REQUIREMENT. Give an exact transcription of every line, dropping the images.

SOURCE MATERIAL.
⟨

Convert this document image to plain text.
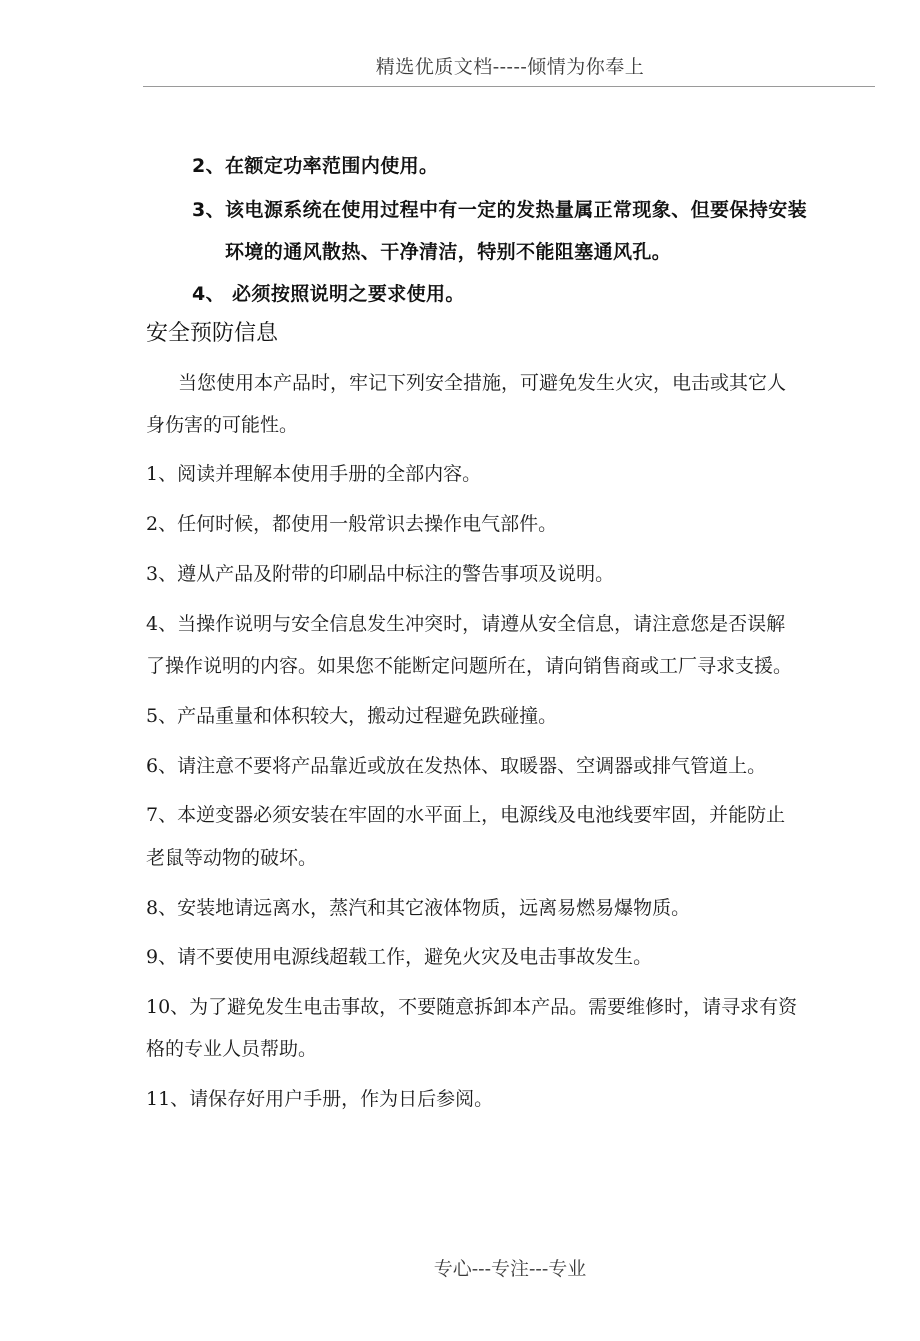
精选优质文档-----倾情为你奉上
2、在额定功率范围内使用。
3、该电源系统在使用过程中有一定的发热量属正常现象、但要保持安装
环境的通风散热、干净清洁，特别不能阻塞通风孔。
4、 必须按照说明之要求使用。
安全预防信息
当您使用本产品时，牢记下列安全措施，可避免发生火灾，电击或其它人
身伤害的可能性。
1、阅读并理解本使用手册的全部内容。
2、任何时候，都使用一般常识去操作电气部件。
3、遵从产品及附带的印刷品中标注的警告事项及说明。
4、当操作说明与安全信息发生冲突时，请遵从安全信息，请注意您是否误解
了操作说明的内容。如果您不能断定问题所在，请向销售商或工厂寻求支援。
5、产品重量和体积较大，搬动过程避免跌碰撞。
6、请注意不要将产品靠近或放在发热体、取暖器、空调器或排气管道上。
7、本逆变器必须安装在牢固的水平面上，电源线及电池线要牢固，并能防止
老鼠等动物的破坏。
8、安装地请远离水，蒸汽和其它液体物质，远离易燃易爆物质。
9、请不要使用电源线超载工作，避免火灾及电击事故发生。
10、为了避免发生电击事故，不要随意拆卸本产品。需要维修时，请寻求有资
格的专业人员帮助。
11、请保存好用户手册，作为日后参阅。
专心---专注---专业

⟩

FINISHED EXERCISE.
Convert this document image to plain text.
精选优质文档-----倾情为你奉上
2、在额定功率范围内使用。
3、该电源系统在使用过程中有一定的发热量属正常现象、但要保持安装
环境的通风散热、干净清洁，特别不能阻塞通风孔。
4、 必须按照说明之要求使用。
安全预防信息
当您使用本产品时，牢记下列安全措施，可避免发生火灾，电击或其它人
身伤害的可能性。
1、阅读并理解本使用手册的全部内容。
2、任何时候，都使用一般常识去操作电气部件。
3、遵从产品及附带的印刷品中标注的警告事项及说明。
4、当操作说明与安全信息发生冲突时，请遵从安全信息，请注意您是否误解
了操作说明的内容。如果您不能断定问题所在，请向销售商或工厂寻求支援。
5、产品重量和体积较大，搬动过程避免跌碰撞。
6、请注意不要将产品靠近或放在发热体、取暖器、空调器或排气管道上。
7、本逆变器必须安装在牢固的水平面上，电源线及电池线要牢固，并能防止
老鼠等动物的破坏。
8、安装地请远离水，蒸汽和其它液体物质，远离易燃易爆物质。
9、请不要使用电源线超载工作，避免火灾及电击事故发生。
10、为了避免发生电击事故，不要随意拆卸本产品。需要维修时，请寻求有资
格的专业人员帮助。
11、请保存好用户手册，作为日后参阅。
专心---专注---专业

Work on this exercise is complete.